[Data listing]
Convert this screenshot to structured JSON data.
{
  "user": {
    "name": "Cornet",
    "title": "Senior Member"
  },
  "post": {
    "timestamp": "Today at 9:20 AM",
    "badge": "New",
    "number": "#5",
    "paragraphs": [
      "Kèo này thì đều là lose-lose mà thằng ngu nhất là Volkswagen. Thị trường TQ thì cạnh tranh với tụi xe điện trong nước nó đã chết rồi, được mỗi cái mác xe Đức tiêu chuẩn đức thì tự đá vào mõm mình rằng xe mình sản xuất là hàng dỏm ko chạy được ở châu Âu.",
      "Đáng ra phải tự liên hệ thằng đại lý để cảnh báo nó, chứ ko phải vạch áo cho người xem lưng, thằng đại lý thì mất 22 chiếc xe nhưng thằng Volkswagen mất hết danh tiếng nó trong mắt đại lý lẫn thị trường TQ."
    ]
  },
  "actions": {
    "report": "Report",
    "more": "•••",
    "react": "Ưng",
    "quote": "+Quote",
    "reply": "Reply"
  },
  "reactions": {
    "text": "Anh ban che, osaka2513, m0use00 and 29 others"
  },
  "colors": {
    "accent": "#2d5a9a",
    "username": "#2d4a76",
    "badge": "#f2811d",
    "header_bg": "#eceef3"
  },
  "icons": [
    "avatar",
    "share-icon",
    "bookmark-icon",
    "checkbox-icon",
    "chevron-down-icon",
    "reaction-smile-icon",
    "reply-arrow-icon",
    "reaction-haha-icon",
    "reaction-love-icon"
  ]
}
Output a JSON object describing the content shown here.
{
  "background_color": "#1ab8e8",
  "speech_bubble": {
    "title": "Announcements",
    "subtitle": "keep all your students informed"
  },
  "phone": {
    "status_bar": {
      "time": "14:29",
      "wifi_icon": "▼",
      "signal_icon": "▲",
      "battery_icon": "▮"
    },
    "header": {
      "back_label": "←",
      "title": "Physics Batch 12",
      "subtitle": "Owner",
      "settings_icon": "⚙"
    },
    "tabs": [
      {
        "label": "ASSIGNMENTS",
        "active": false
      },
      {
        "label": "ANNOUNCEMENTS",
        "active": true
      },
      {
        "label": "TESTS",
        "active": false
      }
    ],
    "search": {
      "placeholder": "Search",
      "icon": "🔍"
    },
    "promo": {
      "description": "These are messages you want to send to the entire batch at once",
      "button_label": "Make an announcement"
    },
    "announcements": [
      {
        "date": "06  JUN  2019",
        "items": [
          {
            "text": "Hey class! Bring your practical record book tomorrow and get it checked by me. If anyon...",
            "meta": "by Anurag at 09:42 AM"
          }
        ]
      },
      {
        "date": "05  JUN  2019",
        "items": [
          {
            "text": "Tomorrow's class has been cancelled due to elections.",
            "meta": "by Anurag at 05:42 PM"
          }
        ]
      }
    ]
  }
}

▶ What to do: Everything from the line that contains "Output a JSON" through the end of the records must be duplicated exactly, and nothing outside that range.

▶ Exercise output:
Output a JSON object describing the content shown here.
{
  "background_color": "#1ab8e8",
  "speech_bubble": {
    "title": "Announcements",
    "subtitle": "keep all your students informed"
  },
  "phone": {
    "status_bar": {
      "time": "14:29",
      "wifi_icon": "▼",
      "signal_icon": "▲",
      "battery_icon": "▮"
    },
    "header": {
      "back_label": "←",
      "title": "Physics Batch 12",
      "subtitle": "Owner",
      "settings_icon": "⚙"
    },
    "tabs": [
      {
        "label": "ASSIGNMENTS",
        "active": false
      },
      {
        "label": "ANNOUNCEMENTS",
        "active": true
      },
      {
        "label": "TESTS",
        "active": false
      }
    ],
    "search": {
      "placeholder": "Search",
      "icon": "🔍"
    },
    "promo": {
      "description": "These are messages you want to send to the entire batch at once",
      "button_label": "Make an announcement"
    },
    "announcements": [
      {
        "date": "06  JUN  2019",
        "items": [
          {
            "text": "Hey class! Bring your practical record book tomorrow and get it checked by me. If anyon...",
            "meta": "by Anurag at 09:42 AM"
          }
        ]
      },
      {
        "date": "05  JUN  2019",
        "items": [
          {
            "text": "Tomorrow's class has been cancelled due to elections.",
            "meta": "by Anurag at 05:42 PM"
          }
        ]
      }
    ]
  }
}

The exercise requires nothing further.